* [Request]:
Your task is to copy each line that has the word "called".

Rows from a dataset

● ● ● ●

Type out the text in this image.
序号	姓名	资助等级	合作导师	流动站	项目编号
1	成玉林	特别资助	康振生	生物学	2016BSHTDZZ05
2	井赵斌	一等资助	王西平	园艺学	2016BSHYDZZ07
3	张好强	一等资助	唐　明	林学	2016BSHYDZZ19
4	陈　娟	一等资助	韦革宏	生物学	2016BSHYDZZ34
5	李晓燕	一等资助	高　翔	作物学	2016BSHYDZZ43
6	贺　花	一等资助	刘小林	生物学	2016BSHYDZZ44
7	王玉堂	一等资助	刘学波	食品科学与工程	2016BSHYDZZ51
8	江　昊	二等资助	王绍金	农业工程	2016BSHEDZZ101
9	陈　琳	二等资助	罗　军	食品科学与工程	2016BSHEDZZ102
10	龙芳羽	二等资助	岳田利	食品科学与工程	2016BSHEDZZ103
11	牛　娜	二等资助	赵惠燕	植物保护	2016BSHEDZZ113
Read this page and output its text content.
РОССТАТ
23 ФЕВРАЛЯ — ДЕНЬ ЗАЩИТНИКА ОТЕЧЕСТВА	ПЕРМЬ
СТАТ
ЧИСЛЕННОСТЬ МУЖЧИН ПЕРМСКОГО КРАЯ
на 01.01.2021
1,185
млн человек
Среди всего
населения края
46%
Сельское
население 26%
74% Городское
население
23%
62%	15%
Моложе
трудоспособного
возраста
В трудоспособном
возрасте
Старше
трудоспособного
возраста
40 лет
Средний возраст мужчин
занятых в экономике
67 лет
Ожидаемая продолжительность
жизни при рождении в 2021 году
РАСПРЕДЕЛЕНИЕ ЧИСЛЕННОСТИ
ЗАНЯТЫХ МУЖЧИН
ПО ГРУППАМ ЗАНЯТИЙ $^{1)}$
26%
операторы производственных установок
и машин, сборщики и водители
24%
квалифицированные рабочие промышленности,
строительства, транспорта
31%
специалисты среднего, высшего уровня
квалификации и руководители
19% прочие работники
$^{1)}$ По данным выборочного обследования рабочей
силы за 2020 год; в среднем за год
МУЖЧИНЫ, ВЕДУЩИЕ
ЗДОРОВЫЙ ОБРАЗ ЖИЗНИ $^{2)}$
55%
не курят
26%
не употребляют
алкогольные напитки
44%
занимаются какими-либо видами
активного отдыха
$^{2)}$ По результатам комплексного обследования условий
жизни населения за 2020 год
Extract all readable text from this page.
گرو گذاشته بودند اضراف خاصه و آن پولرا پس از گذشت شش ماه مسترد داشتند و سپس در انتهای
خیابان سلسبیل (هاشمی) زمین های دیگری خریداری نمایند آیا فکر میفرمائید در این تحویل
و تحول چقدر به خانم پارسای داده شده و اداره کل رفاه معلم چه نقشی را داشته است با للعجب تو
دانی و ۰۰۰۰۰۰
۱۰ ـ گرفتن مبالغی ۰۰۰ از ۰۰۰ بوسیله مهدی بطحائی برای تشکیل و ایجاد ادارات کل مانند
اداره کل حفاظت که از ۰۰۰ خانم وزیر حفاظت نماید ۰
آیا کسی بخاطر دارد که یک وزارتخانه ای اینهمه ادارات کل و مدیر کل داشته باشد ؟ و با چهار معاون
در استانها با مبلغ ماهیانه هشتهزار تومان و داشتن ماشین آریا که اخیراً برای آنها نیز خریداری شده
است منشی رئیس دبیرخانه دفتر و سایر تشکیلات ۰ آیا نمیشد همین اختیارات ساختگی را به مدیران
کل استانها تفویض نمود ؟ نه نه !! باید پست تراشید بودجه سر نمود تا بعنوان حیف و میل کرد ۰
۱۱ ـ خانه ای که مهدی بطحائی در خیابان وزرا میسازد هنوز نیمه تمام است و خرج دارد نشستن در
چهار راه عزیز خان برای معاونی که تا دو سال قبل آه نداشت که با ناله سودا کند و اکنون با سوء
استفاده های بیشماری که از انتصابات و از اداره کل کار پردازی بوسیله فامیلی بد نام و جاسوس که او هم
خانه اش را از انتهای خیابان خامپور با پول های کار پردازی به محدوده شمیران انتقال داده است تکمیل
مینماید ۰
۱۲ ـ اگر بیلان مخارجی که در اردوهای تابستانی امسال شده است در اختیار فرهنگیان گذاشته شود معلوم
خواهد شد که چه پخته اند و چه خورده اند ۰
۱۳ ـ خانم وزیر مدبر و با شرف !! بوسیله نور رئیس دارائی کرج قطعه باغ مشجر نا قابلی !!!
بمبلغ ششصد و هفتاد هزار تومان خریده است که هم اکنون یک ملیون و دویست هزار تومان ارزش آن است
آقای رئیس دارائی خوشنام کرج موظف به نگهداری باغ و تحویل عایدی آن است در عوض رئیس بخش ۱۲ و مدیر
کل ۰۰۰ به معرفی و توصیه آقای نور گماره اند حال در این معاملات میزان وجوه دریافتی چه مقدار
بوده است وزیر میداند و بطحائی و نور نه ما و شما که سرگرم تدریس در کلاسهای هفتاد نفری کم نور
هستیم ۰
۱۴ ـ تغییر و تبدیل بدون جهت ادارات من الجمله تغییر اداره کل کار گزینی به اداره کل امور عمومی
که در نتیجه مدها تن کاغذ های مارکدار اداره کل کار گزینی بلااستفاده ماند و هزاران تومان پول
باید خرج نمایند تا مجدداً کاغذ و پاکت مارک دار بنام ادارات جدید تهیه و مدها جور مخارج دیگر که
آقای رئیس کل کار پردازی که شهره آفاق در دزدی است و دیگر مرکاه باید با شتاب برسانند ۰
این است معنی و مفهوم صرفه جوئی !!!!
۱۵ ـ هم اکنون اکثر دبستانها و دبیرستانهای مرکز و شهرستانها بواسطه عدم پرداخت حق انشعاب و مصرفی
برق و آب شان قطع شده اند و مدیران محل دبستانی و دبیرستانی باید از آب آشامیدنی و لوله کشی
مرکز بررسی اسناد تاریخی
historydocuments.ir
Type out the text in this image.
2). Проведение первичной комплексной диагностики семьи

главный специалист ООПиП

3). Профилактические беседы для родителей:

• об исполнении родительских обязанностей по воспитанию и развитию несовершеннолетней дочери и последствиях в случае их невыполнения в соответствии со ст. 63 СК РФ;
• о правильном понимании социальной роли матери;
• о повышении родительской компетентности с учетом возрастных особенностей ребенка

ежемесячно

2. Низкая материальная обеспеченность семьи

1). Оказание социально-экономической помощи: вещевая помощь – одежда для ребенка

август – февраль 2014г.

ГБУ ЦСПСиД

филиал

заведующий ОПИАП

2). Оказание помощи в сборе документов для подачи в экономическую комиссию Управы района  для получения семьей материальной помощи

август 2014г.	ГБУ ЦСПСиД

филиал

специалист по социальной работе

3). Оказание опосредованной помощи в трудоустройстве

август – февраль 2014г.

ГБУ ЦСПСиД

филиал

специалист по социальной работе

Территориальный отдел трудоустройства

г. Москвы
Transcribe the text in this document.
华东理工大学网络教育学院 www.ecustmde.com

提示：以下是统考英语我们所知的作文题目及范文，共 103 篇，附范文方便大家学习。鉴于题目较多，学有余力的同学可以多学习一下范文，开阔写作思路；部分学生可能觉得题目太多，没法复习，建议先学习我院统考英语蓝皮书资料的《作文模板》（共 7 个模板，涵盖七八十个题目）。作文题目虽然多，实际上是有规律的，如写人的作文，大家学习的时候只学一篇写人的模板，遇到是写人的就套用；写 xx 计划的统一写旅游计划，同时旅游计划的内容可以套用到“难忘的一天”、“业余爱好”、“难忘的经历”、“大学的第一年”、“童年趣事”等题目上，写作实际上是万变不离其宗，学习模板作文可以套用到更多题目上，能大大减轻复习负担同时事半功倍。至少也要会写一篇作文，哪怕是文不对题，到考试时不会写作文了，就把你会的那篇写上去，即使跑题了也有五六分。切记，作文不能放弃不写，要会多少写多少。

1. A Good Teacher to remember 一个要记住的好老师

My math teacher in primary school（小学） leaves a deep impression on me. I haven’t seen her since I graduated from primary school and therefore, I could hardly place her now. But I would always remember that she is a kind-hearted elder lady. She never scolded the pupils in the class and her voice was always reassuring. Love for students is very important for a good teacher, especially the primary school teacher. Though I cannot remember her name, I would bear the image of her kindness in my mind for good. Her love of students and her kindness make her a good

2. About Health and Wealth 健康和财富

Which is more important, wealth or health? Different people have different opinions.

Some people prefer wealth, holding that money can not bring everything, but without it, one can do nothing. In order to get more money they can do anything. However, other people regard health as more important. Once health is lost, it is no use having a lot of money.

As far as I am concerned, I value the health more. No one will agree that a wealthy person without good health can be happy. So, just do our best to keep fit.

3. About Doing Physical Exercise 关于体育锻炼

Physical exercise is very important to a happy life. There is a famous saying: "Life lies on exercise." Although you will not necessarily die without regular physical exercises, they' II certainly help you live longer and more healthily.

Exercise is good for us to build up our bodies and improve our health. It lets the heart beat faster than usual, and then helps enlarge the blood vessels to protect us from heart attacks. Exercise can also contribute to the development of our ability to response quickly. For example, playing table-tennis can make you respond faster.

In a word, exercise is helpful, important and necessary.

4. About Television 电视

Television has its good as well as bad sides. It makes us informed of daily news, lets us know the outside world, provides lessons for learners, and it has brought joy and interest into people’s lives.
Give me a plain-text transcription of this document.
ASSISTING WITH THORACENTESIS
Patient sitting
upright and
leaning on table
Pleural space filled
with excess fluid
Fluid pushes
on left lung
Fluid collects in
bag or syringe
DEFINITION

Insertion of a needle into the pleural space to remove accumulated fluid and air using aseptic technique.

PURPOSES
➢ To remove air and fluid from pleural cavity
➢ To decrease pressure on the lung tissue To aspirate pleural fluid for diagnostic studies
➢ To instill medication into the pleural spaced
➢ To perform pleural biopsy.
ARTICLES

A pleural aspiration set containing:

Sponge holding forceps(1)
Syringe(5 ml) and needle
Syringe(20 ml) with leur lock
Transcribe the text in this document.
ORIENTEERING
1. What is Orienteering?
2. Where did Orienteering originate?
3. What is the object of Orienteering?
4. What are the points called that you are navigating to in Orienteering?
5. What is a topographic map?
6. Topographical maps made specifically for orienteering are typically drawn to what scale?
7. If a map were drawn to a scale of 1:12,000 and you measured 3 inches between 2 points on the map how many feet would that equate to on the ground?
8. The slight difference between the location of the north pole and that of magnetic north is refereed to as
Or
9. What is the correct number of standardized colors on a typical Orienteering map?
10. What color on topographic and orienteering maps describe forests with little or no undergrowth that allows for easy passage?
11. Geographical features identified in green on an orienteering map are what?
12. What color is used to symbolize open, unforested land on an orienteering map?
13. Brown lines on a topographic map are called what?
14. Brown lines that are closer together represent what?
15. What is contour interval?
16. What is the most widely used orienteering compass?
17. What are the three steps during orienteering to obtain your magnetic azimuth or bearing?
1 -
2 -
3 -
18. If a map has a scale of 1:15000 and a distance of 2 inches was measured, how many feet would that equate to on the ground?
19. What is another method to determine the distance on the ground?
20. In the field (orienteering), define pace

● ● ● ●

* [Task output]:
4. What are the points called that you are navigating to in Orienteering?
13. Brown lines on a topographic map are called what?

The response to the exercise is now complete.